What to produce | Tally the lines containing "毒液路径" and report the number alone.

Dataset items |
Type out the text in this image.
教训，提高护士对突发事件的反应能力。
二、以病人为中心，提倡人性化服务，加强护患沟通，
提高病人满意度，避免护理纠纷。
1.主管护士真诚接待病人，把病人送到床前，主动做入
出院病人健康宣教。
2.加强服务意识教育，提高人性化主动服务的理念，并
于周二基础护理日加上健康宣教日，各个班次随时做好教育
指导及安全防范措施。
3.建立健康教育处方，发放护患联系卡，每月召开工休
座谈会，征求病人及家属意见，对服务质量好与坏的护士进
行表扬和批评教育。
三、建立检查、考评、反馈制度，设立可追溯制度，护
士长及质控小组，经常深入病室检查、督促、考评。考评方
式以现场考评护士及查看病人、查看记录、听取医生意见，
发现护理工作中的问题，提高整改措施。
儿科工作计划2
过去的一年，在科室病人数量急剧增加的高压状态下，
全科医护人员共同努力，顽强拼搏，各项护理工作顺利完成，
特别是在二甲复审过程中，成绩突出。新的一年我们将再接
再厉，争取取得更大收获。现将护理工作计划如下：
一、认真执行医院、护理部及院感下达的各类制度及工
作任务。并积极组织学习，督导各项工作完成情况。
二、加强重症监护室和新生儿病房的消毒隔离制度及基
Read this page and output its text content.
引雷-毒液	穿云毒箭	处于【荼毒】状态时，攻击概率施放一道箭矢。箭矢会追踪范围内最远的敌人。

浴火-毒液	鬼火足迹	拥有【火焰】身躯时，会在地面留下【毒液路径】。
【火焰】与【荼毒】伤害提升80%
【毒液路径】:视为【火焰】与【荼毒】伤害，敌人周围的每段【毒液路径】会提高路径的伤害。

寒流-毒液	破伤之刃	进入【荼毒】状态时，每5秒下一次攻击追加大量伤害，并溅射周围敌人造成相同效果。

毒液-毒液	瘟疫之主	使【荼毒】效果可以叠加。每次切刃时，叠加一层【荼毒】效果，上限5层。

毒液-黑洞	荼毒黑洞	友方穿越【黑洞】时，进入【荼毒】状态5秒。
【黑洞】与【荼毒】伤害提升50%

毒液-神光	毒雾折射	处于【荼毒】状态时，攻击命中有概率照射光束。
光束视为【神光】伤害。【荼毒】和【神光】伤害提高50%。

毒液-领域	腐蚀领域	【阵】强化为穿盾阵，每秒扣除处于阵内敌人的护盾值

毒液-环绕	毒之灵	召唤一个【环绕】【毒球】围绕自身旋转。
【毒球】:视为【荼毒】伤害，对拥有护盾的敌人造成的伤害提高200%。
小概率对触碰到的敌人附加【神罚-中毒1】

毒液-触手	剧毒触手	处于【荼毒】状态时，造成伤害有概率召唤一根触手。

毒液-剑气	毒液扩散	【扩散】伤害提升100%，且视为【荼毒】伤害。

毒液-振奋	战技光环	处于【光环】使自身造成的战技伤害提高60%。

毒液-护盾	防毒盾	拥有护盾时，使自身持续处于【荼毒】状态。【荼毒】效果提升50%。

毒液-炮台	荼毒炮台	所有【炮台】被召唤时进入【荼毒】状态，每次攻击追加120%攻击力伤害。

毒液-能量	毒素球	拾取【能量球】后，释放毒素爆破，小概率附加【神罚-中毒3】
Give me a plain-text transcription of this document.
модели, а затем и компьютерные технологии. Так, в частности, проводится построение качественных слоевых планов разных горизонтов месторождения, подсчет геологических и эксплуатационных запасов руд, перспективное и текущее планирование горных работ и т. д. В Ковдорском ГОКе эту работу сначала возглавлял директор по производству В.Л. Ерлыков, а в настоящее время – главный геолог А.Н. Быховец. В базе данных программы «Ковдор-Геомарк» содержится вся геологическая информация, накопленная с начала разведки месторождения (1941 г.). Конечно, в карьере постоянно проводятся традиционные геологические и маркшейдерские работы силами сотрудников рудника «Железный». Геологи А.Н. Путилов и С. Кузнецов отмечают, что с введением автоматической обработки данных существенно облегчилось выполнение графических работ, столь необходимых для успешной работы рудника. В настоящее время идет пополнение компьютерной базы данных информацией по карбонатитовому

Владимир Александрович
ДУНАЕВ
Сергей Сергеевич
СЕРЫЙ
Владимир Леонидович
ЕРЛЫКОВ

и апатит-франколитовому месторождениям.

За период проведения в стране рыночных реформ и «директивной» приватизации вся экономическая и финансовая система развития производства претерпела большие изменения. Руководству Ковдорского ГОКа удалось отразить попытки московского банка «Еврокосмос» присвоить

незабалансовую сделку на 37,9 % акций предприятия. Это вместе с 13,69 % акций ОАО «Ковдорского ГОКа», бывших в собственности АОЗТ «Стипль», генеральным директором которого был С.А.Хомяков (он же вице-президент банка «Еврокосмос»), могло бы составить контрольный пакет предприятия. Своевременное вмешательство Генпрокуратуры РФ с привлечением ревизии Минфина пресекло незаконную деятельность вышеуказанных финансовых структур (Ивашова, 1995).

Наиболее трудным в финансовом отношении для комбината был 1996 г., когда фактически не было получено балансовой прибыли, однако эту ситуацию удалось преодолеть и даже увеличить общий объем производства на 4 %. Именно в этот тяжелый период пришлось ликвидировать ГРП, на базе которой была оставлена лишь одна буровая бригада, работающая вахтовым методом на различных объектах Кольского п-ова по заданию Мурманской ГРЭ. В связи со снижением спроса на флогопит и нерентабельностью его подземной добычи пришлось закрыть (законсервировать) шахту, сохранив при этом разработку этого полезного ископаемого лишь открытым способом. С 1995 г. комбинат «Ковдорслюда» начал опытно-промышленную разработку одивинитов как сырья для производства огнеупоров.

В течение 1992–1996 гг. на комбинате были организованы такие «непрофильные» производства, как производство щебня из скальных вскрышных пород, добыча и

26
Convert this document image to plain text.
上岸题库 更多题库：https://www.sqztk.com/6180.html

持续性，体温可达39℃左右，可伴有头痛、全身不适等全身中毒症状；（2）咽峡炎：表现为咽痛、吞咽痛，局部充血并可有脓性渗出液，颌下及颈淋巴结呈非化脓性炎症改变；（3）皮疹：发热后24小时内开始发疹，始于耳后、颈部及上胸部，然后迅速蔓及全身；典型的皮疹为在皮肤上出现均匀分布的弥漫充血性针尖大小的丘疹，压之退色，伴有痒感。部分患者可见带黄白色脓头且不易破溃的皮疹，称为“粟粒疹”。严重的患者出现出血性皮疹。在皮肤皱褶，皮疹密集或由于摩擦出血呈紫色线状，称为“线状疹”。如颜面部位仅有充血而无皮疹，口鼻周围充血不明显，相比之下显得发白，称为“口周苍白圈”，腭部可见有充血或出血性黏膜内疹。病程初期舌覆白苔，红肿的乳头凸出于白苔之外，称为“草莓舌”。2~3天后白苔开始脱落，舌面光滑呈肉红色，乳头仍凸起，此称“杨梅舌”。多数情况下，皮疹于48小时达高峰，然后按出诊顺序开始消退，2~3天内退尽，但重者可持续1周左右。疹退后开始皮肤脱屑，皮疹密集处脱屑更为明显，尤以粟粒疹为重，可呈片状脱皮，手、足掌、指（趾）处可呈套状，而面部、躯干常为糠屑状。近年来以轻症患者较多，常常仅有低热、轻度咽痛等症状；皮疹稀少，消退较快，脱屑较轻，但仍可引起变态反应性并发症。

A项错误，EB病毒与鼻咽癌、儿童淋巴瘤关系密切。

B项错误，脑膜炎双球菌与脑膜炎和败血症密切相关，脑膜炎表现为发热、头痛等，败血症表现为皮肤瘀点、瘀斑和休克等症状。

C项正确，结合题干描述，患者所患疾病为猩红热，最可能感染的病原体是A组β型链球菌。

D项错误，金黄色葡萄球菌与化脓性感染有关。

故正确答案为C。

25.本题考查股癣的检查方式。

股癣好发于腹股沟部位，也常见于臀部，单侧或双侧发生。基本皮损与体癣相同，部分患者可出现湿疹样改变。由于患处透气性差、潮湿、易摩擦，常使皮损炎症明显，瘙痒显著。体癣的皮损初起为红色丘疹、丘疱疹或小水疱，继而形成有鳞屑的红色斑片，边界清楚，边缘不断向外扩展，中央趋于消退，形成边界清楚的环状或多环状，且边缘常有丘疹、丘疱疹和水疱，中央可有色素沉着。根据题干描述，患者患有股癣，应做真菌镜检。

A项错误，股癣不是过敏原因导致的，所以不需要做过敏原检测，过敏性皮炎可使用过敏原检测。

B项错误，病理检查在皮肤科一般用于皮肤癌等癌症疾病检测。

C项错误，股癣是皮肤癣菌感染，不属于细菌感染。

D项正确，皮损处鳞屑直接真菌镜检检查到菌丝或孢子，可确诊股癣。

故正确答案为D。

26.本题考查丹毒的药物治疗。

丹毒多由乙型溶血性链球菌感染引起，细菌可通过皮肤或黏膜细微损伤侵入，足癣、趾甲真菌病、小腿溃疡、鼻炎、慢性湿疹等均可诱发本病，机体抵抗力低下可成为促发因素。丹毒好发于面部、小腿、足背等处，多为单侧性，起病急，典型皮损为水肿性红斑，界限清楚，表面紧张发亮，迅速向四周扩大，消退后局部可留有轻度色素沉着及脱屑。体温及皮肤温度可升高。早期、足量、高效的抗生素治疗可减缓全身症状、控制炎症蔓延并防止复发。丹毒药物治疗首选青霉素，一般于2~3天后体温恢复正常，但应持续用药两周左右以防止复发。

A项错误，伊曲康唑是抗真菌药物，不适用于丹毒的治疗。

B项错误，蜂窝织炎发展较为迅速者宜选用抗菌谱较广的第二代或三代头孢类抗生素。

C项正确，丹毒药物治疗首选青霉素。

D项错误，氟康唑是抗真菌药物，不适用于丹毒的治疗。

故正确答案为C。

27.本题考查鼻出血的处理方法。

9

Response for this exercise | 2